DIRECTIONS FOR THIS TASK: Filter the listing for lines containing "world".

DATASET EXCERPTS:
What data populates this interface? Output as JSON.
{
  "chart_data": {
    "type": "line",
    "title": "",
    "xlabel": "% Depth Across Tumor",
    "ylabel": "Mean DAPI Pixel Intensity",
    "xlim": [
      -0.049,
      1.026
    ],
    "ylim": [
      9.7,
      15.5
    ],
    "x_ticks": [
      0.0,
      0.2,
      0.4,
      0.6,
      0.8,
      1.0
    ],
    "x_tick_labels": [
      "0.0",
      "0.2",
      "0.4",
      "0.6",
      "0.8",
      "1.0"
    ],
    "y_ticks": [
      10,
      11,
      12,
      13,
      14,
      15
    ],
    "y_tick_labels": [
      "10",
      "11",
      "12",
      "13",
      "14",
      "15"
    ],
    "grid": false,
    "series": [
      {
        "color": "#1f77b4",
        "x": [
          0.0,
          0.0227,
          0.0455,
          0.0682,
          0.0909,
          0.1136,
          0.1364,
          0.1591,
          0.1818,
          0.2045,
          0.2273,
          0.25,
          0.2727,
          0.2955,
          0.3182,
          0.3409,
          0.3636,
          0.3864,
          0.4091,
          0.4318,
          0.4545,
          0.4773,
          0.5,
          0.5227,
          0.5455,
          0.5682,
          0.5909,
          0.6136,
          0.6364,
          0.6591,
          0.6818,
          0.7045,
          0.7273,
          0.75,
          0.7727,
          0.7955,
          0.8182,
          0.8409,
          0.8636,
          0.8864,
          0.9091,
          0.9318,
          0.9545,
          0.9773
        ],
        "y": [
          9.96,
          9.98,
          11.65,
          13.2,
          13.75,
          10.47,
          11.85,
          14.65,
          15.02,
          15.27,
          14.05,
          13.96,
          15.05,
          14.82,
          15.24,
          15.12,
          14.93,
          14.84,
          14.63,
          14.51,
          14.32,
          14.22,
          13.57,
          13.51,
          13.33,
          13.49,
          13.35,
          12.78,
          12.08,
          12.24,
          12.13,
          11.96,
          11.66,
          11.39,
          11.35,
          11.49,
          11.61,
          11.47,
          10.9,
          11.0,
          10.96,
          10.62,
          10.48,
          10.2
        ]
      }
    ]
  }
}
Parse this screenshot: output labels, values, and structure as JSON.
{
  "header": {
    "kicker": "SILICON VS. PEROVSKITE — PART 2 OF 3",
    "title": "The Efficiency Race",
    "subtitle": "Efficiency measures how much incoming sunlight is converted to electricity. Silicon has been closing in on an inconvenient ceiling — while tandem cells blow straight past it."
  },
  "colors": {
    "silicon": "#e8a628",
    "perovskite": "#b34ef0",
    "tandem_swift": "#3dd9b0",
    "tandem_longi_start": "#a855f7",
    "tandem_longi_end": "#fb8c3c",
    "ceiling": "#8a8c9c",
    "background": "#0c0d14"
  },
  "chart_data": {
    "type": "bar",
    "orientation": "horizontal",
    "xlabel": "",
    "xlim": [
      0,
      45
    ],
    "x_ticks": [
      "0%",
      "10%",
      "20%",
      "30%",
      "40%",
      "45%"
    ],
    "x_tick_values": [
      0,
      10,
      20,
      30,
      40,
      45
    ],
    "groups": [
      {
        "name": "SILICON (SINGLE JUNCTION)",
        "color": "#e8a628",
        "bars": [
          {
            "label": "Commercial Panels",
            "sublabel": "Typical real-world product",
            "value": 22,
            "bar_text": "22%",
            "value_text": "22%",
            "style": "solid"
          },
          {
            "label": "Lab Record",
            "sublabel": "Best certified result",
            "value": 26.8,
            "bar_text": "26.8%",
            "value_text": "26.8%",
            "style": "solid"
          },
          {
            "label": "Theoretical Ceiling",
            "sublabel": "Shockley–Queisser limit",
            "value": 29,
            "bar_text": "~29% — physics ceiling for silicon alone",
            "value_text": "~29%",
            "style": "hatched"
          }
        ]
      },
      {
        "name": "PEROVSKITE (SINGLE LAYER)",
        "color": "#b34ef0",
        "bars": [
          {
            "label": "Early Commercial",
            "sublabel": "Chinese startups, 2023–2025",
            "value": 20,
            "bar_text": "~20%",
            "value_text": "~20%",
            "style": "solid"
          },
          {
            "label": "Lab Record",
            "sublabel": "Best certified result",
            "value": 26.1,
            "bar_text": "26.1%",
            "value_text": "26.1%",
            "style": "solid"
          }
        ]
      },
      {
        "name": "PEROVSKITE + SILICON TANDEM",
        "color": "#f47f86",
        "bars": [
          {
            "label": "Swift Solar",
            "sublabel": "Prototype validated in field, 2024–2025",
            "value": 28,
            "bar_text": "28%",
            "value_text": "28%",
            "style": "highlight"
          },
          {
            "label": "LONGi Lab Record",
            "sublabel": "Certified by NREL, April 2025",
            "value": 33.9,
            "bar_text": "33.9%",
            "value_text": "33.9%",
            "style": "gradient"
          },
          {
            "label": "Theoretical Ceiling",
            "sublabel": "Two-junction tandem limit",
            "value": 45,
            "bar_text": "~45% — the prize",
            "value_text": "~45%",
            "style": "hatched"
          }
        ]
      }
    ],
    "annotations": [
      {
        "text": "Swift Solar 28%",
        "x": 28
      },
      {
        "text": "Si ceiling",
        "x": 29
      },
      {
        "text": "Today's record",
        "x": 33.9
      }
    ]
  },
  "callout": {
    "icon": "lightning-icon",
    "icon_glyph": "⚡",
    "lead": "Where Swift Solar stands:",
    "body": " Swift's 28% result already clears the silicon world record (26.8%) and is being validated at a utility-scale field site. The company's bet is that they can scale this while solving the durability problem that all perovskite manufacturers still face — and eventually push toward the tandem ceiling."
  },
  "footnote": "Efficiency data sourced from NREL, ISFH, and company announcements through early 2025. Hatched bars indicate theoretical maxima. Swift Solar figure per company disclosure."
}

--

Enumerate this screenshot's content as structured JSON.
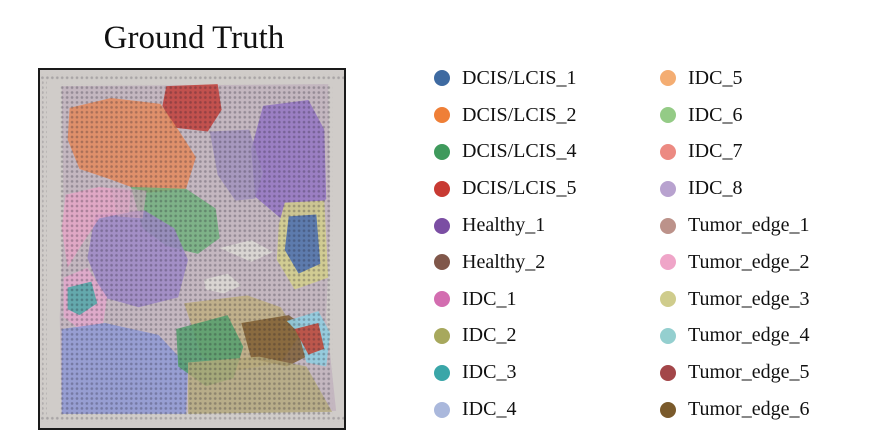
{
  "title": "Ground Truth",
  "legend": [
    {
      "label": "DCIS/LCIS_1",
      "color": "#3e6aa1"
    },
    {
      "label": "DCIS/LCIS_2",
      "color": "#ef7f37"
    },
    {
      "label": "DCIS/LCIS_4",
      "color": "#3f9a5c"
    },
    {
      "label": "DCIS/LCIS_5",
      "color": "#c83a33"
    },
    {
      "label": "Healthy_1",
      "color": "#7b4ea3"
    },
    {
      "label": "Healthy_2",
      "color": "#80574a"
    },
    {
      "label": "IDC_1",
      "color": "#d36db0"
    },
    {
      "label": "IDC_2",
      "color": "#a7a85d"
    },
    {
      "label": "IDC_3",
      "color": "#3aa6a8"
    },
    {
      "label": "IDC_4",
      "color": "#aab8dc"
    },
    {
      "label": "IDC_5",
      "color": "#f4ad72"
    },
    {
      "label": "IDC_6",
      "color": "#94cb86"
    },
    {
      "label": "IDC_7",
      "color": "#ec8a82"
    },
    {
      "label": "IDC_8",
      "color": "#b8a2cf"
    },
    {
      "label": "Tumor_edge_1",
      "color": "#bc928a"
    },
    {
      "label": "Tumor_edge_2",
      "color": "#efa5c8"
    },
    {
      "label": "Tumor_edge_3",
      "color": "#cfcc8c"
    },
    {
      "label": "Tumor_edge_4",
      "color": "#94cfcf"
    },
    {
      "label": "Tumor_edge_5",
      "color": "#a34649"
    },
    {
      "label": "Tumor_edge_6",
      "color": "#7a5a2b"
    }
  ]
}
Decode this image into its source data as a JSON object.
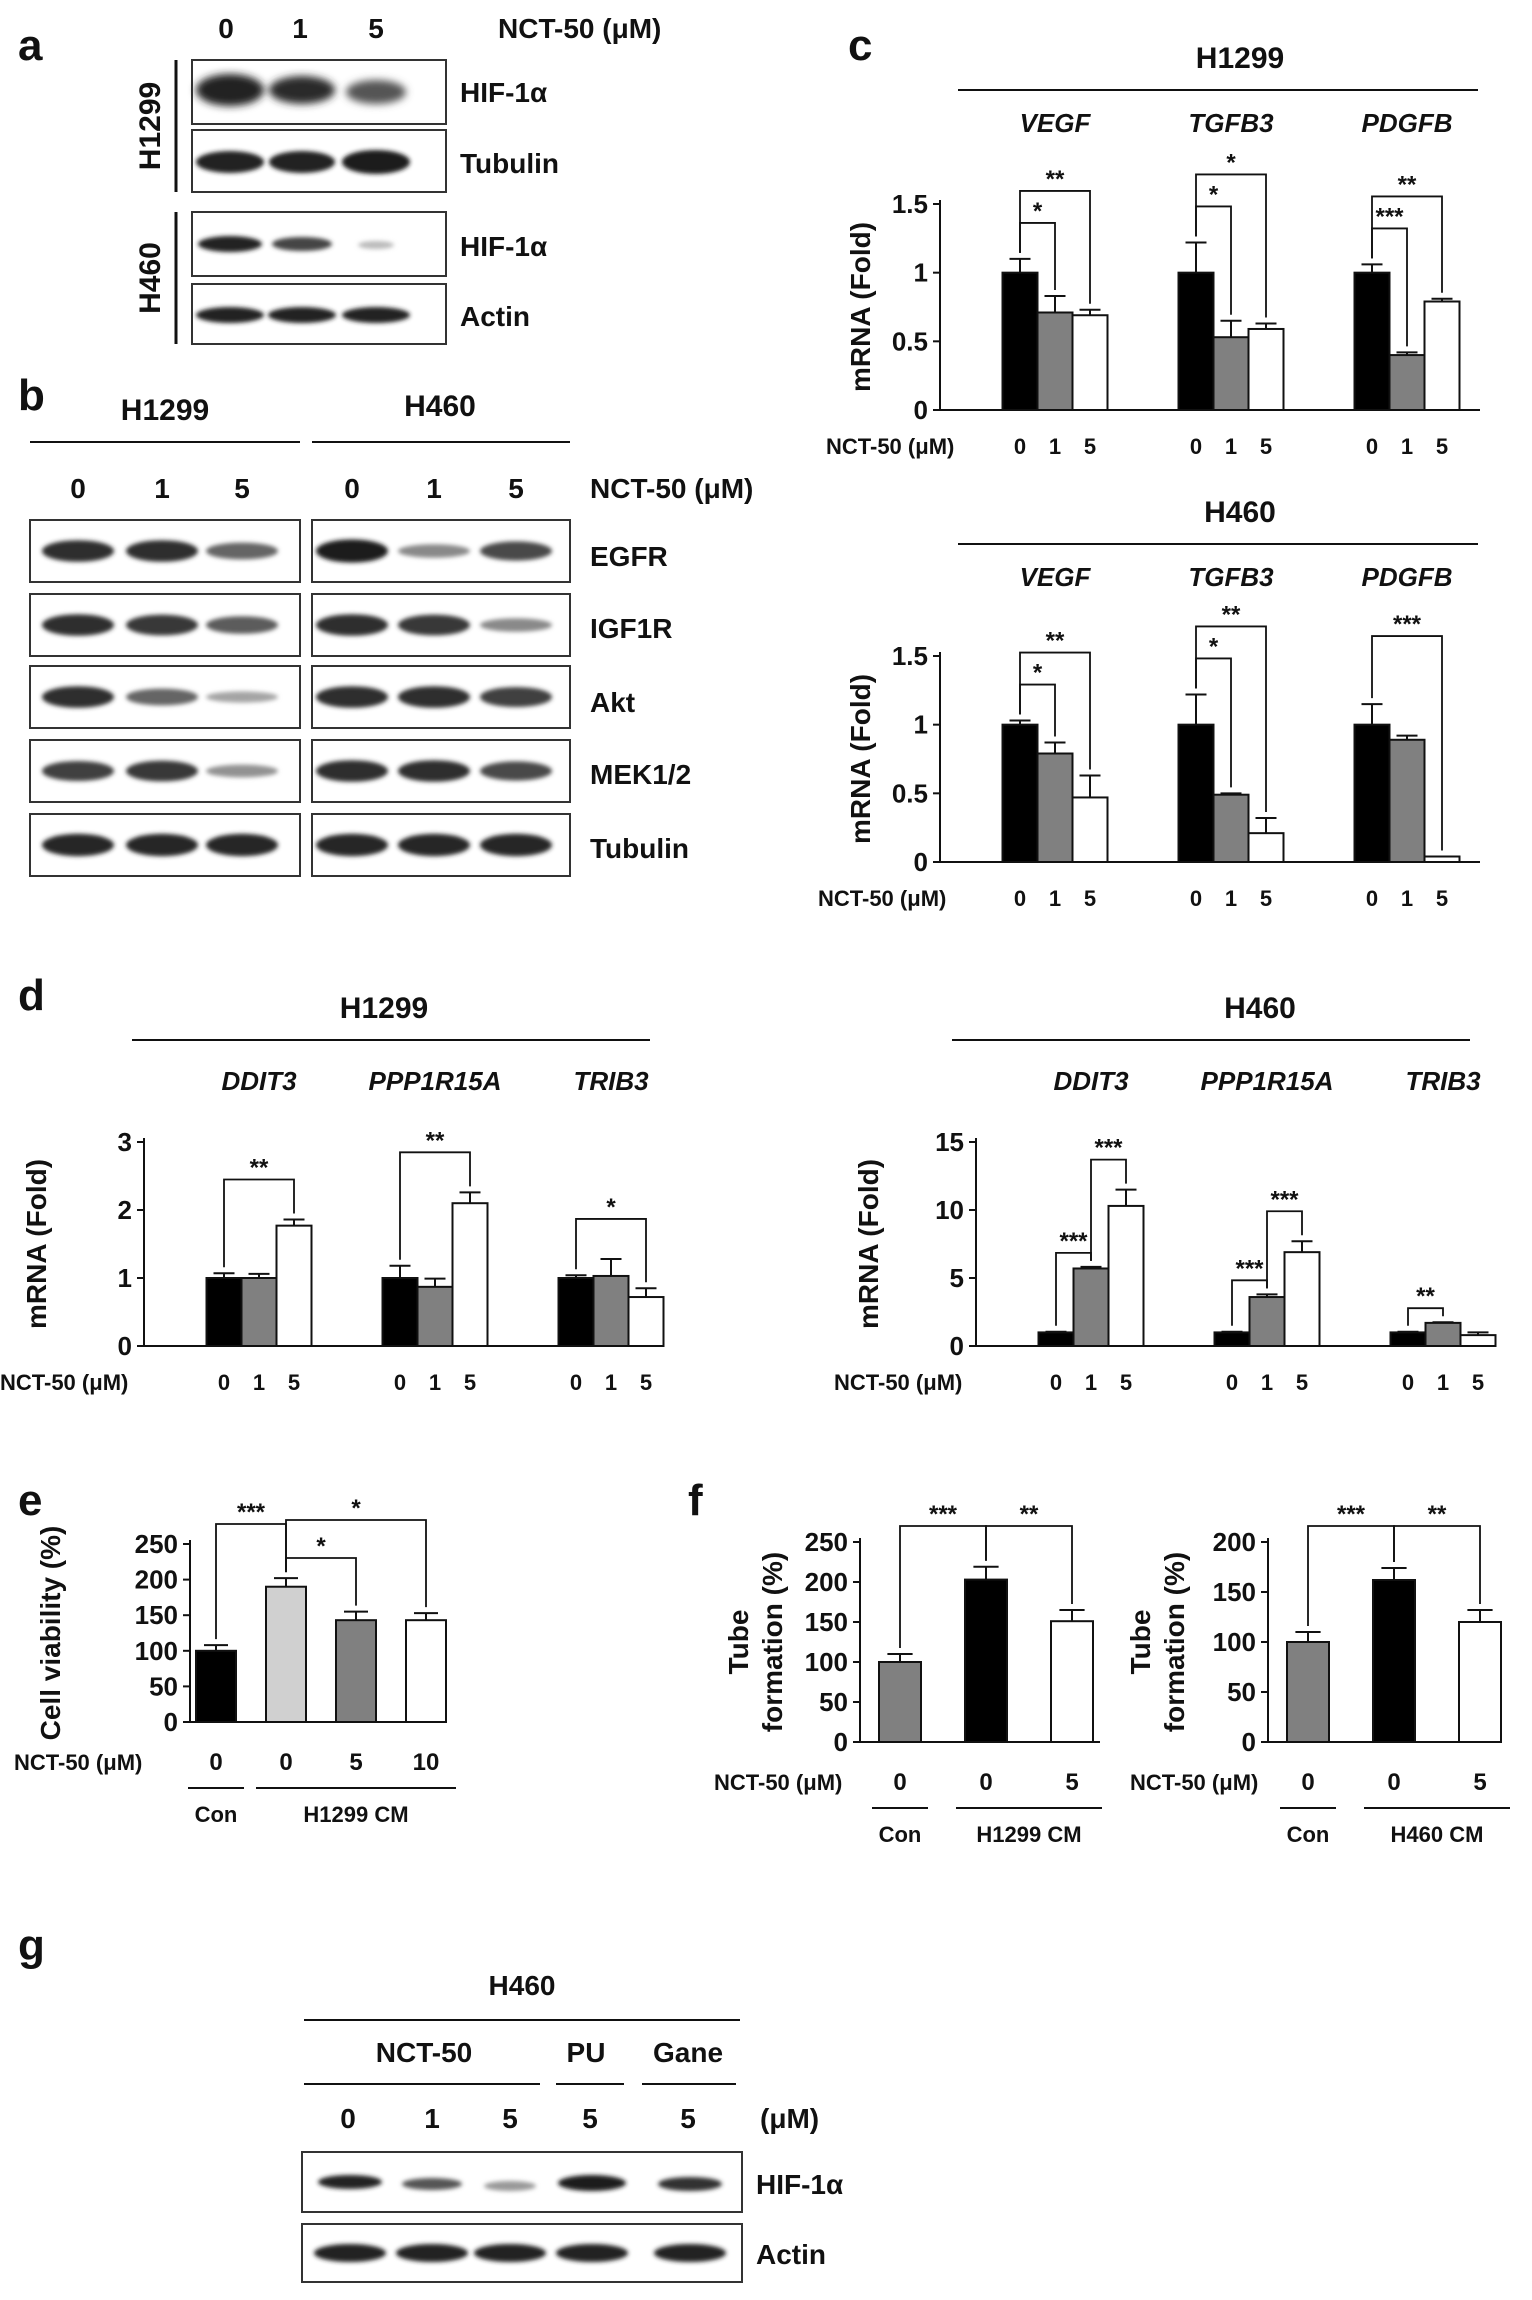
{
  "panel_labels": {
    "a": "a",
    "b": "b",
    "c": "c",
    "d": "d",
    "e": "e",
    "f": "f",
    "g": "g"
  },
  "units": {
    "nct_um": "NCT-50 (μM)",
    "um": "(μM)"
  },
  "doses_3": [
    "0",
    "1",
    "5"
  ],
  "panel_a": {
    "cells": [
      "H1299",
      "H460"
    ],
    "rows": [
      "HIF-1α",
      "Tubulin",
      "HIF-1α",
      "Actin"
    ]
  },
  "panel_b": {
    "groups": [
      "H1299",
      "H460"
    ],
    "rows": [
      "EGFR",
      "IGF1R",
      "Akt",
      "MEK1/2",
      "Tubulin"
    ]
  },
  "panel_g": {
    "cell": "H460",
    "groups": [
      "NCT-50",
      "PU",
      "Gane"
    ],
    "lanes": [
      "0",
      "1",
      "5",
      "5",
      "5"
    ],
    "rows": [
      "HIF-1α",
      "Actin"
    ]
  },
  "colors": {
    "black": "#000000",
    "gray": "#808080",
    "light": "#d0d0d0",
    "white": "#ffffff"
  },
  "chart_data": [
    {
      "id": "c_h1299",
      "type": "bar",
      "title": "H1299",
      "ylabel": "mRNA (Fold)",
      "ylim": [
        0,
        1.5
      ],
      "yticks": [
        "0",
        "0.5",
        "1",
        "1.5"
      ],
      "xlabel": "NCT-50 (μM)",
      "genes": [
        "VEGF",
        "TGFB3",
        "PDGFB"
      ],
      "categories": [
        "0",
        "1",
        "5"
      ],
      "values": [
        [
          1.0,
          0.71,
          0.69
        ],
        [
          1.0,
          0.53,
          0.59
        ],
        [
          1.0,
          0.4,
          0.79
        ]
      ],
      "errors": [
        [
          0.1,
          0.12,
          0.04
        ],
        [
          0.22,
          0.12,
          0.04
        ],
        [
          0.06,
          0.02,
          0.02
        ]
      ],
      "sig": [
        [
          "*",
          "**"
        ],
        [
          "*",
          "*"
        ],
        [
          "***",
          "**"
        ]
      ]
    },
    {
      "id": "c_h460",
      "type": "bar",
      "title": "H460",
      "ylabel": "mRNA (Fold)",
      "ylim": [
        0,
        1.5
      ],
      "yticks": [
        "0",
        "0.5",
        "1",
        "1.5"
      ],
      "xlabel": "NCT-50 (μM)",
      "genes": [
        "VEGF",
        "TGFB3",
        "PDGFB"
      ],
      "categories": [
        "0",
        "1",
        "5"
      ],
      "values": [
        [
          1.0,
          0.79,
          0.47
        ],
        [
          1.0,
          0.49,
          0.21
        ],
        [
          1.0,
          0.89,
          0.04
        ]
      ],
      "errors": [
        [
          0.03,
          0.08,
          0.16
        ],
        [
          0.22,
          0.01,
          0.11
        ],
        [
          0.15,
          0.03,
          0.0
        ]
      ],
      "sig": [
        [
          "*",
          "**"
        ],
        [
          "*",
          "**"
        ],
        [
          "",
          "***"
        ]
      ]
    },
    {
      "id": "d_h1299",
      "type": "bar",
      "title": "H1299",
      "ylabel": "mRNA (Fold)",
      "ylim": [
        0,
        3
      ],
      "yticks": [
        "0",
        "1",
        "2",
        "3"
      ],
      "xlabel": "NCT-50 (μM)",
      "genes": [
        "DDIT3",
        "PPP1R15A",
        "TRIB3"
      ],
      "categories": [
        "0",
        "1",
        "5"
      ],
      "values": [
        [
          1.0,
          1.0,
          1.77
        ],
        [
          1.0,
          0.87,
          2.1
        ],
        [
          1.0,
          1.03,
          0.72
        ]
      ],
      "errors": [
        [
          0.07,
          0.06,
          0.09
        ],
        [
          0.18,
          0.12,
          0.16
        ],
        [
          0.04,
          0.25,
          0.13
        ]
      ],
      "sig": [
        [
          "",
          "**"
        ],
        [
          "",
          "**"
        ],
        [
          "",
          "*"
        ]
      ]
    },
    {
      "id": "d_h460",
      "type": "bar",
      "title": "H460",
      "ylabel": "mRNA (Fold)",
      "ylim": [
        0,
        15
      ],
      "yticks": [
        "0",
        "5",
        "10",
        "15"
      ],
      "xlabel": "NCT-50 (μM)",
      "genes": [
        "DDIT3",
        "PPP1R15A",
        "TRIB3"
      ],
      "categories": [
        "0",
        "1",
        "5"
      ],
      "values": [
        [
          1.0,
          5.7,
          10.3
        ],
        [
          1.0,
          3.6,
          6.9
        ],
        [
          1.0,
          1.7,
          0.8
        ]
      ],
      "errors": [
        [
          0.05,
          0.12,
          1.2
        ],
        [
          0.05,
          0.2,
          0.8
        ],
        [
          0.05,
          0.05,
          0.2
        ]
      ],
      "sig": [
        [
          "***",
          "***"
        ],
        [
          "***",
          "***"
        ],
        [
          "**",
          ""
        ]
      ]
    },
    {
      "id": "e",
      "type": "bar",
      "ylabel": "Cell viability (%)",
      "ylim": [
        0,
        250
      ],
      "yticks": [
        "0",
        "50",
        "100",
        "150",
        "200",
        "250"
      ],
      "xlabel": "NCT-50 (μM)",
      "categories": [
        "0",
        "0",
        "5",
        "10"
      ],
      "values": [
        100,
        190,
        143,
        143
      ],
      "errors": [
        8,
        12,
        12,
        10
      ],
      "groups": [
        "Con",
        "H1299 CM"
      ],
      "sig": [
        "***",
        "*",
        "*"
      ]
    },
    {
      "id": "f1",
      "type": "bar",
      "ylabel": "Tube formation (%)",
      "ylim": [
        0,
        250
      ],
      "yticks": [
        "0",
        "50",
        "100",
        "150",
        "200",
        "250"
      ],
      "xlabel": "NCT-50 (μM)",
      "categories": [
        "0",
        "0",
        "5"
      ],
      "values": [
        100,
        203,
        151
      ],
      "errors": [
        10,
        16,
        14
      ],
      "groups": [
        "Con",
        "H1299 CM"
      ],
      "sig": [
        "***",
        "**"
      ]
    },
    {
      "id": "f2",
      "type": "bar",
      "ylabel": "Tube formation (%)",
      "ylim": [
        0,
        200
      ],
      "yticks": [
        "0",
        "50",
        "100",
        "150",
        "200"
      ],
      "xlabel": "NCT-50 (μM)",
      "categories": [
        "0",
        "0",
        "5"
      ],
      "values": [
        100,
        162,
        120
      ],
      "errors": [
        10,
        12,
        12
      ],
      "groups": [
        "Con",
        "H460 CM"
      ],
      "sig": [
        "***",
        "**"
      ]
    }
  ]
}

SOLUTION FOR THIS TASK:
            "sublabel": "Typical real-world product",
    "body": " Swift's 28% result already clears the silicon world record (26.8%) and is being validated at a utility-scale field site. The company's bet is that they can scale this while solving the durability problem that all perovskite manufacturers still face — and eventually push toward the tandem ceiling."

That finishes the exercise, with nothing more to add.